[START OF Supplied information]

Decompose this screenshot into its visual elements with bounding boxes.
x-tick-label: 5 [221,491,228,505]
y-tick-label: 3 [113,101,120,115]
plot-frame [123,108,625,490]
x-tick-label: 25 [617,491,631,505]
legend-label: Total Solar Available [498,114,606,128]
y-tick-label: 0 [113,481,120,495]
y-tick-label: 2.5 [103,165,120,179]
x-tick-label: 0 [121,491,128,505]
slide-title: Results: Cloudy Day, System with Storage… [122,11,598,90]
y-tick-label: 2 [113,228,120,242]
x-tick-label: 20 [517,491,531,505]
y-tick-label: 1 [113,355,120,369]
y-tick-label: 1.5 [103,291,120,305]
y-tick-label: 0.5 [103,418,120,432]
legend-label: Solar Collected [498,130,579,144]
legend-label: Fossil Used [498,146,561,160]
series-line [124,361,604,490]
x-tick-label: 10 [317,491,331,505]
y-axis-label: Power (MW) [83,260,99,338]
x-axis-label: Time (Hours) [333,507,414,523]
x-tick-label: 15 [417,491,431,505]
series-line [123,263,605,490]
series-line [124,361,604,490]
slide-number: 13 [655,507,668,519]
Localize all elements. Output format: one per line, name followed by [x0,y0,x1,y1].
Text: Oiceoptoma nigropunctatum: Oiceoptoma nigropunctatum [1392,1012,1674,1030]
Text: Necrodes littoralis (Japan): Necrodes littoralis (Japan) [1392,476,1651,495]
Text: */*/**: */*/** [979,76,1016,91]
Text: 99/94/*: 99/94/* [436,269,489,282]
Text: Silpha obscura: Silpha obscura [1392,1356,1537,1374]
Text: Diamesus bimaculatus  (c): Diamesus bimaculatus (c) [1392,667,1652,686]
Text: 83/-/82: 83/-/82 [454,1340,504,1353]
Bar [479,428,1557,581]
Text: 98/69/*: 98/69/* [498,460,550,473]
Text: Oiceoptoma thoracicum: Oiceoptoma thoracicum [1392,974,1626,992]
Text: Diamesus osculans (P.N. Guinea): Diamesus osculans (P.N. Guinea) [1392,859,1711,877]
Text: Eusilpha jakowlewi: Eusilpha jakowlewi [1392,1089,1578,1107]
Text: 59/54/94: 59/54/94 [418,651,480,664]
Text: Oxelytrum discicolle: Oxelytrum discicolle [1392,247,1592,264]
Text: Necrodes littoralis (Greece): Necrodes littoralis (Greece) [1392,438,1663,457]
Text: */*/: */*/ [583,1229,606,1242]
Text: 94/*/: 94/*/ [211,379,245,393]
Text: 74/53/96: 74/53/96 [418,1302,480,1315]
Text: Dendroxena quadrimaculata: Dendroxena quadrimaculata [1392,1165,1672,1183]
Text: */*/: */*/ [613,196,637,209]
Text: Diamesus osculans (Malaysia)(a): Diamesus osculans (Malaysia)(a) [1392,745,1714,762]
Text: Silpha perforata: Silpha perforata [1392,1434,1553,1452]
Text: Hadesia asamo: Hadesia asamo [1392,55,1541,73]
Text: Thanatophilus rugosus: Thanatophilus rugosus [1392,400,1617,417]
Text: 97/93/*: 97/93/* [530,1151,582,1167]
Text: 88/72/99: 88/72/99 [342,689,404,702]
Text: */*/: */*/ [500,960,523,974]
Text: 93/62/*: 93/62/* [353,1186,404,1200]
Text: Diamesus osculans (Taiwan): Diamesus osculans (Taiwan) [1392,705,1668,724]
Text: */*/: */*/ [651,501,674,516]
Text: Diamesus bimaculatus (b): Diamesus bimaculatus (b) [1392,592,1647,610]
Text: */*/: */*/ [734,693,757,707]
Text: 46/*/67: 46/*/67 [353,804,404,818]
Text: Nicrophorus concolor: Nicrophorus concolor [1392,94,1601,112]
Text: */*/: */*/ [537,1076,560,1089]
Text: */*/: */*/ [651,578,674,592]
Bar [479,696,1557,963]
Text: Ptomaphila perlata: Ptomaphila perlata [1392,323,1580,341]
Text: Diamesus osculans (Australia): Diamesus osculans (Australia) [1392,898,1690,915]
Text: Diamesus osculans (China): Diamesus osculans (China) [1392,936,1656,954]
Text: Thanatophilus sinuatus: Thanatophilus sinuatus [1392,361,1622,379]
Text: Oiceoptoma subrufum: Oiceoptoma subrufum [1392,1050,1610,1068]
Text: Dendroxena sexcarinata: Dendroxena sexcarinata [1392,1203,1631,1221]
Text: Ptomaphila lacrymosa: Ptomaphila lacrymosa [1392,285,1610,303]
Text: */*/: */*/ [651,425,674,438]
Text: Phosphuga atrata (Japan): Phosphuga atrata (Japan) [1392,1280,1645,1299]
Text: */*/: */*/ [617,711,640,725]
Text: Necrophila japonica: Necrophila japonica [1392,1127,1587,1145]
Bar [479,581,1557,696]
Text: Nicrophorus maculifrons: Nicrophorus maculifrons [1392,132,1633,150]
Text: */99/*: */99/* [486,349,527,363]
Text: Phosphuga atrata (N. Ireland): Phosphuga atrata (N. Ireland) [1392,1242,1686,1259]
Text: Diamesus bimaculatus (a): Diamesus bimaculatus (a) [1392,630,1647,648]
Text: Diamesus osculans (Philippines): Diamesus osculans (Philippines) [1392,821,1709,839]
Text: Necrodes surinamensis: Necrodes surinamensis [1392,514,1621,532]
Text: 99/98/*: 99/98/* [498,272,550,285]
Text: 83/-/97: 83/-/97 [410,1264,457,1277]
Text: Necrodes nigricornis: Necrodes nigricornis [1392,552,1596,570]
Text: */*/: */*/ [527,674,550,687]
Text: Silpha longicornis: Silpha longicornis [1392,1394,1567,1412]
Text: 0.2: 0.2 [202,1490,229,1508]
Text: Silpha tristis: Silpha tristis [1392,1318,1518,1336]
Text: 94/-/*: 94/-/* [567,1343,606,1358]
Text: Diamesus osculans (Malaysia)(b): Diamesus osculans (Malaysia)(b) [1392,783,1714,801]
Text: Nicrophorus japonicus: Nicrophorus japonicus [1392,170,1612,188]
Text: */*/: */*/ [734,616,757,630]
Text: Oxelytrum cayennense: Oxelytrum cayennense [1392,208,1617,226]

[END OF Supplied information]

= The exercise =
Please pull out each row above containing the word "Diamesus" and copy those rows.

= Finished answer =
Text: Diamesus bimaculatus  (c): Diamesus bimaculatus (c) [1392,667,1652,686]
Text: Diamesus osculans (P.N. Guinea): Diamesus osculans (P.N. Guinea) [1392,859,1711,877]
Text: Diamesus osculans (Malaysia)(a): Diamesus osculans (Malaysia)(a) [1392,745,1714,762]
Text: Diamesus osculans (Taiwan): Diamesus osculans (Taiwan) [1392,705,1668,724]
Text: Diamesus bimaculatus (b): Diamesus bimaculatus (b) [1392,592,1647,610]
Text: Diamesus osculans (Australia): Diamesus osculans (Australia) [1392,898,1690,915]
Text: Diamesus osculans (China): Diamesus osculans (China) [1392,936,1656,954]
Text: Diamesus bimaculatus (a): Diamesus bimaculatus (a) [1392,630,1647,648]
Text: Diamesus osculans (Philippines): Diamesus osculans (Philippines) [1392,821,1709,839]
Text: Diamesus osculans (Malaysia)(b): Diamesus osculans (Malaysia)(b) [1392,783,1714,801]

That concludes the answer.